____ Supplied records

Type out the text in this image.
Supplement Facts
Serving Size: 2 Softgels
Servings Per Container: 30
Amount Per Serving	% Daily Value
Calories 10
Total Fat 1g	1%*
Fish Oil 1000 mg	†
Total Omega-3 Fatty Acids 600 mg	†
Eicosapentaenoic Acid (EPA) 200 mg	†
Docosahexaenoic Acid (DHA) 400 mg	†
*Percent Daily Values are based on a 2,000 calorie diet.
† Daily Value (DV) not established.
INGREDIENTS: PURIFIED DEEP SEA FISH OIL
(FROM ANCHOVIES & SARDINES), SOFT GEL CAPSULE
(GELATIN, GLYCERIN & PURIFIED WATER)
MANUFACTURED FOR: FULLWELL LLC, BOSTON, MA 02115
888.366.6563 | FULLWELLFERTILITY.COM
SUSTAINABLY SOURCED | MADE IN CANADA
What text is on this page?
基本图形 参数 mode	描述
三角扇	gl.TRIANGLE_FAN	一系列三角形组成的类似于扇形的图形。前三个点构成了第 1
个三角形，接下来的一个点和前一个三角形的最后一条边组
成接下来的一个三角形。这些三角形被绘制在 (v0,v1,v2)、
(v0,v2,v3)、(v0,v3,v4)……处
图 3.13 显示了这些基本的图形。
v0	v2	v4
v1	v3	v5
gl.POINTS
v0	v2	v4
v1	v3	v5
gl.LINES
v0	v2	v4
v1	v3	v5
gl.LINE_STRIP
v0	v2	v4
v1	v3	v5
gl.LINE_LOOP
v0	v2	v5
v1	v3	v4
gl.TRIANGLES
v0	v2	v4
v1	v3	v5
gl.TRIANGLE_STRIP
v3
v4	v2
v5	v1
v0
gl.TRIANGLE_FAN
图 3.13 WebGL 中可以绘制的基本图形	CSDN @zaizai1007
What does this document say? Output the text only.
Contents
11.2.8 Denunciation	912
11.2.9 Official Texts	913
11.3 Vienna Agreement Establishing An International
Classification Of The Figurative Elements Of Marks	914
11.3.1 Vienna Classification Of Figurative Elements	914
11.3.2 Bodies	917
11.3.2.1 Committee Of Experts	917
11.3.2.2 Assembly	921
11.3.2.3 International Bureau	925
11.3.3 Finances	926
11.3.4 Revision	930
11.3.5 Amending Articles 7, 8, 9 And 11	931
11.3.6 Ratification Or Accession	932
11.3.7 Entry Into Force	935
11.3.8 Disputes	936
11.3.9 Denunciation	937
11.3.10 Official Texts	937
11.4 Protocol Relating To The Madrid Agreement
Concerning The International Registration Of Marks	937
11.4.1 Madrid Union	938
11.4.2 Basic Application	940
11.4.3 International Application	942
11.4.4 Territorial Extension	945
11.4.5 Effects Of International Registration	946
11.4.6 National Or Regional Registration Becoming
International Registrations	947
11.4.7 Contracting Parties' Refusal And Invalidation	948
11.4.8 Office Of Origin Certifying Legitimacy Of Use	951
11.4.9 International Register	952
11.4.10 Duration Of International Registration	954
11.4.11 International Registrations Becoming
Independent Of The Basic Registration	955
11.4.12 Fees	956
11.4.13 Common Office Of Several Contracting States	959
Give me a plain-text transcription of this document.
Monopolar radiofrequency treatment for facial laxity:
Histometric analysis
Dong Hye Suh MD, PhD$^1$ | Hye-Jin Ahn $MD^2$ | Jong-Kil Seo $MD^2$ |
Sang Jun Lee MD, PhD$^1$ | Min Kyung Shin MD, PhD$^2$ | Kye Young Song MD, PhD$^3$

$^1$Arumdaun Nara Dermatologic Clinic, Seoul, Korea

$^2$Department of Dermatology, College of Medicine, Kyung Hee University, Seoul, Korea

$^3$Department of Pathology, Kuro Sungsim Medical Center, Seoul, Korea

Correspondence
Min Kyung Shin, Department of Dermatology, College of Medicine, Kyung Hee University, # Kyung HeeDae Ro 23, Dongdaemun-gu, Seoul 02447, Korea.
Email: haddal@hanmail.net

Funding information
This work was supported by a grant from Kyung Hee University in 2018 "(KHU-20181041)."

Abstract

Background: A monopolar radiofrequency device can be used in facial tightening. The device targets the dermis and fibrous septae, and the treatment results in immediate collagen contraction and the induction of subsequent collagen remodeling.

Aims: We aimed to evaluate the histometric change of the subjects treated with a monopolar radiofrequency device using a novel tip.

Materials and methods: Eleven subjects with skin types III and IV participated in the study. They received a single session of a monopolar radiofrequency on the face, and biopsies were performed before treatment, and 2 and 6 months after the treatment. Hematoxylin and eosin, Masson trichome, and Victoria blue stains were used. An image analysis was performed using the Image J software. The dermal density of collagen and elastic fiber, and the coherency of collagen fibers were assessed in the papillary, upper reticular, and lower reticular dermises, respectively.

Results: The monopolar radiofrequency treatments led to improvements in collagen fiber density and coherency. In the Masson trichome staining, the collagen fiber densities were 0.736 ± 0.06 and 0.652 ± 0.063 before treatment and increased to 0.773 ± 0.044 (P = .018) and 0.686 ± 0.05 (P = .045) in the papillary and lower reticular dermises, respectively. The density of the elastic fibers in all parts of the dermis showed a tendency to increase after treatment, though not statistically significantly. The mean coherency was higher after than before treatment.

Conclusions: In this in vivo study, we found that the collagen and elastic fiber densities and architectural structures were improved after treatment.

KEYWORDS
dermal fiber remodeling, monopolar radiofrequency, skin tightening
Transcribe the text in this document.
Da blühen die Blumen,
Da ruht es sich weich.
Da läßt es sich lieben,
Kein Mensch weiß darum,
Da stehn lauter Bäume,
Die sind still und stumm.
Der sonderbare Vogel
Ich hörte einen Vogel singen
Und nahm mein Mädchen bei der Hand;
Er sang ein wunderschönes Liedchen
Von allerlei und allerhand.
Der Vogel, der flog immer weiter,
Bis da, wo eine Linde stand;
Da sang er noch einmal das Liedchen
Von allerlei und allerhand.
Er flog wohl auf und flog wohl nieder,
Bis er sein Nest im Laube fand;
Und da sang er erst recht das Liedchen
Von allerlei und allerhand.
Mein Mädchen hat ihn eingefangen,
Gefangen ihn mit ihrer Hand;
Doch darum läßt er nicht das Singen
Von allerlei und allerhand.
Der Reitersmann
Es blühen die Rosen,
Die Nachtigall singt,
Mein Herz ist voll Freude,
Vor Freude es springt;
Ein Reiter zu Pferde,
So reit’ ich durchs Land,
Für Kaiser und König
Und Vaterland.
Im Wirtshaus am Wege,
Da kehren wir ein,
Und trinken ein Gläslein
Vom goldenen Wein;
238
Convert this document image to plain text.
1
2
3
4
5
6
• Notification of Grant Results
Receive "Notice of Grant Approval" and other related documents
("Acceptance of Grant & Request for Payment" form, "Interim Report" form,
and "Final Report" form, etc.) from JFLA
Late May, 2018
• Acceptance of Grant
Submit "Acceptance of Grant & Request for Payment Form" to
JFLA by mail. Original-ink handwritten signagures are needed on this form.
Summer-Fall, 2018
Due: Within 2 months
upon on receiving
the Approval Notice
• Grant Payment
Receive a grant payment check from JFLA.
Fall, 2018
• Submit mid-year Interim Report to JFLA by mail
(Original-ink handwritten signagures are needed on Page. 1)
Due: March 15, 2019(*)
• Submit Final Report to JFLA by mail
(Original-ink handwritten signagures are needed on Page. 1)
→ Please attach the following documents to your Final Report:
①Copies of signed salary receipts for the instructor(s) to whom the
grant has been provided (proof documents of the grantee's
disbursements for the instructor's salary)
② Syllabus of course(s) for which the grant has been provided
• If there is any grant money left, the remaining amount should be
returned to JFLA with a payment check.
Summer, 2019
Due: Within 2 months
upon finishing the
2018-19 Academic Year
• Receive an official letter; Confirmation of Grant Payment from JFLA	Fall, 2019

________

* **Stated goal**
In the listing above, find the lines holding the word "Approval" and copy them.

* **Response to the exercise**
Receive "Notice of Grant Approval" and other related documents
the Approval Notice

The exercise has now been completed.